*TASK*
Your task is to print all of the data word for word.
....
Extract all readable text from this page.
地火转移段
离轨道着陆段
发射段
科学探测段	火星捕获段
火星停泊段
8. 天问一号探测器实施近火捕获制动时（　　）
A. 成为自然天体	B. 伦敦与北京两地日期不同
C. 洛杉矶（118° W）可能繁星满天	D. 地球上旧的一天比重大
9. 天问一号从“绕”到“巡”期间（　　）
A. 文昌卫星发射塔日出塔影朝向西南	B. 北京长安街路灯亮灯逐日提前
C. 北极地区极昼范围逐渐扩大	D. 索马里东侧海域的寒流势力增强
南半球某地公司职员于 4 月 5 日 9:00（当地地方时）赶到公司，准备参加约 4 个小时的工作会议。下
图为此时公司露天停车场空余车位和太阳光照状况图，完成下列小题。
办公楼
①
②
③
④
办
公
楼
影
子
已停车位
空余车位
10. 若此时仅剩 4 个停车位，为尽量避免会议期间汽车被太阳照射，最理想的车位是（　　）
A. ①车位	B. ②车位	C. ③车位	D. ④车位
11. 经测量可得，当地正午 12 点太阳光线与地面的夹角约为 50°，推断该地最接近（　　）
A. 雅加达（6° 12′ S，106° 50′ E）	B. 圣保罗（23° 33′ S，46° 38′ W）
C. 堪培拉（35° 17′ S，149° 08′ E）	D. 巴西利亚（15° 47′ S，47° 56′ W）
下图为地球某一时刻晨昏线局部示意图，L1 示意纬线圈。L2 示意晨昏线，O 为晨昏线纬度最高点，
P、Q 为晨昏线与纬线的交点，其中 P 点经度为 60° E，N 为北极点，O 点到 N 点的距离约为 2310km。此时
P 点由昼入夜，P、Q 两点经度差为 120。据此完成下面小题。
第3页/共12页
....
*WRITTEN REPLY*
Extract all readable text from this page.
地火转移段
离轨道着陆段
发射段
科学探测段	火星捕获段
火星停泊段
8. 天问一号探测器实施近火捕获制动时（　　）
A. 成为自然天体	B. 伦敦与北京两地日期不同
C. 洛杉矶（118° W）可能繁星满天	D. 地球上旧的一天比重大
9. 天问一号从“绕”到“巡”期间（　　）
A. 文昌卫星发射塔日出塔影朝向西南	B. 北京长安街路灯亮灯逐日提前
C. 北极地区极昼范围逐渐扩大	D. 索马里东侧海域的寒流势力增强
南半球某地公司职员于 4 月 5 日 9:00（当地地方时）赶到公司，准备参加约 4 个小时的工作会议。下
图为此时公司露天停车场空余车位和太阳光照状况图，完成下列小题。
办公楼
①
②
③
④
办
公
楼
影
子
已停车位
空余车位
10. 若此时仅剩 4 个停车位，为尽量避免会议期间汽车被太阳照射，最理想的车位是（　　）
A. ①车位	B. ②车位	C. ③车位	D. ④车位
11. 经测量可得，当地正午 12 点太阳光线与地面的夹角约为 50°，推断该地最接近（　　）
A. 雅加达（6° 12′ S，106° 50′ E）	B. 圣保罗（23° 33′ S，46° 38′ W）
C. 堪培拉（35° 17′ S，149° 08′ E）	D. 巴西利亚（15° 47′ S，47° 56′ W）
下图为地球某一时刻晨昏线局部示意图，L1 示意纬线圈。L2 示意晨昏线，O 为晨昏线纬度最高点，
P、Q 为晨昏线与纬线的交点，其中 P 点经度为 60° E，N 为北极点，O 点到 N 点的距离约为 2310km。此时
P 点由昼入夜，P、Q 两点经度差为 120。据此完成下面小题。
第3页/共12页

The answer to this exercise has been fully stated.